Stated task>
Can the data below be echoed back word for word?

┌─ Exercise materials

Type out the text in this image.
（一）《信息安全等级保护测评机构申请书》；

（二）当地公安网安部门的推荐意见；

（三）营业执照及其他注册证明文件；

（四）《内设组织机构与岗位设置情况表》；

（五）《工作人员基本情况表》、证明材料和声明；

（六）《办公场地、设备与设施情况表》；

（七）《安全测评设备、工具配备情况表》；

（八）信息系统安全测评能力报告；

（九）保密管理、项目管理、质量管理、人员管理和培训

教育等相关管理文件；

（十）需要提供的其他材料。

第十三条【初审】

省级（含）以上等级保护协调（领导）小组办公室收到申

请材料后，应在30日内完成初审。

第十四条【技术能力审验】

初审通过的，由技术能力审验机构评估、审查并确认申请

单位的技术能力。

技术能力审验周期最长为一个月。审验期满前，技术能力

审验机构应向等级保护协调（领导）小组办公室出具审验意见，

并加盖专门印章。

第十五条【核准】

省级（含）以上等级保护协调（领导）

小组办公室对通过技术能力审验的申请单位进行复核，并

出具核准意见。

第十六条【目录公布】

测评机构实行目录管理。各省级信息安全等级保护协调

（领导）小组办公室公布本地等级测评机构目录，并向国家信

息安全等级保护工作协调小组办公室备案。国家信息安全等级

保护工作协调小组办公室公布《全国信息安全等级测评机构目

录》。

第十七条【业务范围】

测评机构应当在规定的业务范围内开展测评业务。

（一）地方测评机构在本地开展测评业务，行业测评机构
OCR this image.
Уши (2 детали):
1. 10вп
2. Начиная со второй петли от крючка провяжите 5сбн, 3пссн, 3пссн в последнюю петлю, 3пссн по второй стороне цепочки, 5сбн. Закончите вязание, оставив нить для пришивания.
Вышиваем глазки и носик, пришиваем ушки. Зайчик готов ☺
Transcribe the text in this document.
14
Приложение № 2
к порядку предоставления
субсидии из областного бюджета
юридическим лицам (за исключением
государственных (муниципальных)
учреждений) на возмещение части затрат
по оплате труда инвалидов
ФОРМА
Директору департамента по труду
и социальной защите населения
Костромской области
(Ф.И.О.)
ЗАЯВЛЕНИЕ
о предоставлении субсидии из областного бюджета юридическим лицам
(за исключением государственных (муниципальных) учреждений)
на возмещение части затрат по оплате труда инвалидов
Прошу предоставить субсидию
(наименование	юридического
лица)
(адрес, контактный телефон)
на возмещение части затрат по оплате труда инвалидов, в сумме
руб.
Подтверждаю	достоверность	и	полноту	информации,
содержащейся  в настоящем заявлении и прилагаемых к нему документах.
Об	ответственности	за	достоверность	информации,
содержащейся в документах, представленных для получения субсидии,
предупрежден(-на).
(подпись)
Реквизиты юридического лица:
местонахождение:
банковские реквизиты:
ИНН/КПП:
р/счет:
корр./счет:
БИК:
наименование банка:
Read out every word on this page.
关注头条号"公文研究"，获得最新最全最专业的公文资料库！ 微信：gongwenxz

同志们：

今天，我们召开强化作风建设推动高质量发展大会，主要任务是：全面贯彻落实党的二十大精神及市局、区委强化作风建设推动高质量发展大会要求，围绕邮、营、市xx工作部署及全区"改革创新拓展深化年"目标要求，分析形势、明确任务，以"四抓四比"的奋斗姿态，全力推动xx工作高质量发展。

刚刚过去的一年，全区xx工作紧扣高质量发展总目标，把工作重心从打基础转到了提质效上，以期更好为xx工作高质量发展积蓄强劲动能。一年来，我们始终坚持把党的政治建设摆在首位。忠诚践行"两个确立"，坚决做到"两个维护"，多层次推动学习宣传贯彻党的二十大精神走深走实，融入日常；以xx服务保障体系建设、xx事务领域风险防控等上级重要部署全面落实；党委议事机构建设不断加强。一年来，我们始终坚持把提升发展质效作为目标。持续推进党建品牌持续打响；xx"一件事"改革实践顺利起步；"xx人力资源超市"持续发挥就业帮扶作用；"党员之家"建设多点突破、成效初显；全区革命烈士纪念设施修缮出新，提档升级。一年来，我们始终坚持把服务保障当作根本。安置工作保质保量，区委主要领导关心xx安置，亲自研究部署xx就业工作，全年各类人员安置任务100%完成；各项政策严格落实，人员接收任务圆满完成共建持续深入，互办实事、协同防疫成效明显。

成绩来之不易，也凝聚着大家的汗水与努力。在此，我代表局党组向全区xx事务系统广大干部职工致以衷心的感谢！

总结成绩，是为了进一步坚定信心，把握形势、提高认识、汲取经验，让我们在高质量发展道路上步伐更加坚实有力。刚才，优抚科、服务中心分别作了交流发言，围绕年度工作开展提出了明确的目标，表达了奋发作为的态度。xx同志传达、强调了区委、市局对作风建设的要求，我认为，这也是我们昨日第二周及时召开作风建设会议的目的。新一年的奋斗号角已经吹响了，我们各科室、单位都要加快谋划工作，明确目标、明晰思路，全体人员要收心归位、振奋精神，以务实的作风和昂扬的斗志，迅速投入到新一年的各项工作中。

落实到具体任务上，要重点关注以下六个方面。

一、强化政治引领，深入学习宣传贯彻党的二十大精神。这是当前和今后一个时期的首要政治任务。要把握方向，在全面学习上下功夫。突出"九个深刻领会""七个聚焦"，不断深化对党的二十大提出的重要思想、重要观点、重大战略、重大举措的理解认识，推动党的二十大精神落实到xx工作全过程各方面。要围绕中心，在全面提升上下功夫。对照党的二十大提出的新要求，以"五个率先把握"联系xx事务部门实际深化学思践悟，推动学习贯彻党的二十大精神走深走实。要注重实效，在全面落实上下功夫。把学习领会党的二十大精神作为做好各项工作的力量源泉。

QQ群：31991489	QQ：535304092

└─

Written response>
Type out the text in this image.
（一）《信息安全等级保护测评机构申请书》；

（二）当地公安网安部门的推荐意见；

（三）营业执照及其他注册证明文件；

（四）《内设组织机构与岗位设置情况表》；

（五）《工作人员基本情况表》、证明材料和声明；

（六）《办公场地、设备与设施情况表》；

（七）《安全测评设备、工具配备情况表》；

（八）信息系统安全测评能力报告；

（九）保密管理、项目管理、质量管理、人员管理和培训

教育等相关管理文件；

（十）需要提供的其他材料。

第十三条【初审】

省级（含）以上等级保护协调（领导）小组办公室收到申

请材料后，应在30日内完成初审。

第十四条【技术能力审验】

初审通过的，由技术能力审验机构评估、审查并确认申请

单位的技术能力。

技术能力审验周期最长为一个月。审验期满前，技术能力

审验机构应向等级保护协调（领导）小组办公室出具审验意见，

并加盖专门印章。

第十五条【核准】

省级（含）以上等级保护协调（领导）

小组办公室对通过技术能力审验的申请单位进行复核，并

出具核准意见。

第十六条【目录公布】

测评机构实行目录管理。各省级信息安全等级保护协调

（领导）小组办公室公布本地等级测评机构目录，并向国家信

息安全等级保护工作协调小组办公室备案。国家信息安全等级

保护工作协调小组办公室公布《全国信息安全等级测评机构目

录》。

第十七条【业务范围】

测评机构应当在规定的业务范围内开展测评业务。

（一）地方测评机构在本地开展测评业务，行业测评机构
OCR this image.
Уши (2 детали):
1. 10вп
2. Начиная со второй петли от крючка провяжите 5сбн, 3пссн, 3пссн в последнюю петлю, 3пссн по второй стороне цепочки, 5сбн. Закончите вязание, оставив нить для пришивания.
Вышиваем глазки и носик, пришиваем ушки. Зайчик готов ☺
Transcribe the text in this document.
14
Приложение № 2
к порядку предоставления
субсидии из областного бюджета
юридическим лицам (за исключением
государственных (муниципальных)
учреждений) на возмещение части затрат
по оплате труда инвалидов
ФОРМА
Директору департамента по труду
и социальной защите населения
Костромской области
(Ф.И.О.)
ЗАЯВЛЕНИЕ
о предоставлении субсидии из областного бюджета юридическим лицам
(за исключением государственных (муниципальных) учреждений)
на возмещение части затрат по оплате труда инвалидов
Прошу предоставить субсидию
(наименование	юридического
лица)
(адрес, контактный телефон)
на возмещение части затрат по оплате труда инвалидов, в сумме
руб.
Подтверждаю	достоверность	и	полноту	информации,
содержащейся  в настоящем заявлении и прилагаемых к нему документах.
Об	ответственности	за	достоверность	информации,
содержащейся в документах, представленных для получения субсидии,
предупрежден(-на).
(подпись)
Реквизиты юридического лица:
местонахождение:
банковские реквизиты:
ИНН/КПП:
р/счет:
корр./счет:
БИК:
наименование банка:
Read out every word on this page.
关注头条号"公文研究"，获得最新最全最专业的公文资料库！ 微信：gongwenxz

同志们：

今天，我们召开强化作风建设推动高质量发展大会，主要任务是：全面贯彻落实党的二十大精神及市局、区委强化作风建设推动高质量发展大会要求，围绕邮、营、市xx工作部署及全区"改革创新拓展深化年"目标要求，分析形势、明确任务，以"四抓四比"的奋斗姿态，全力推动xx工作高质量发展。

刚刚过去的一年，全区xx工作紧扣高质量发展总目标，把工作重心从打基础转到了提质效上，以期更好为xx工作高质量发展积蓄强劲动能。一年来，我们始终坚持把党的政治建设摆在首位。忠诚践行"两个确立"，坚决做到"两个维护"，多层次推动学习宣传贯彻党的二十大精神走深走实，融入日常；以xx服务保障体系建设、xx事务领域风险防控等上级重要部署全面落实；党委议事机构建设不断加强。一年来，我们始终坚持把提升发展质效作为目标。持续推进党建品牌持续打响；xx"一件事"改革实践顺利起步；"xx人力资源超市"持续发挥就业帮扶作用；"党员之家"建设多点突破、成效初显；全区革命烈士纪念设施修缮出新，提档升级。一年来，我们始终坚持把服务保障当作根本。安置工作保质保量，区委主要领导关心xx安置，亲自研究部署xx就业工作，全年各类人员安置任务100%完成；各项政策严格落实，人员接收任务圆满完成共建持续深入，互办实事、协同防疫成效明显。

成绩来之不易，也凝聚着大家的汗水与努力。在此，我代表局党组向全区xx事务系统广大干部职工致以衷心的感谢！

总结成绩，是为了进一步坚定信心，把握形势、提高认识、汲取经验，让我们在高质量发展道路上步伐更加坚实有力。刚才，优抚科、服务中心分别作了交流发言，围绕年度工作开展提出了明确的目标，表达了奋发作为的态度。xx同志传达、强调了区委、市局对作风建设的要求，我认为，这也是我们昨日第二周及时召开作风建设会议的目的。新一年的奋斗号角已经吹响了，我们各科室、单位都要加快谋划工作，明确目标、明晰思路，全体人员要收心归位、振奋精神，以务实的作风和昂扬的斗志，迅速投入到新一年的各项工作中。

落实到具体任务上，要重点关注以下六个方面。

一、强化政治引领，深入学习宣传贯彻党的二十大精神。这是当前和今后一个时期的首要政治任务。要把握方向，在全面学习上下功夫。突出"九个深刻领会""七个聚焦"，不断深化对党的二十大提出的重要思想、重要观点、重大战略、重大举措的理解认识，推动党的二十大精神落实到xx工作全过程各方面。要围绕中心，在全面提升上下功夫。对照党的二十大提出的新要求，以"五个率先把握"联系xx事务部门实际深化学思践悟，推动学习贯彻党的二十大精神走深走实。要注重实效，在全面落实上下功夫。把学习领会党的二十大精神作为做好各项工作的力量源泉。

QQ群：31991489	QQ：535304092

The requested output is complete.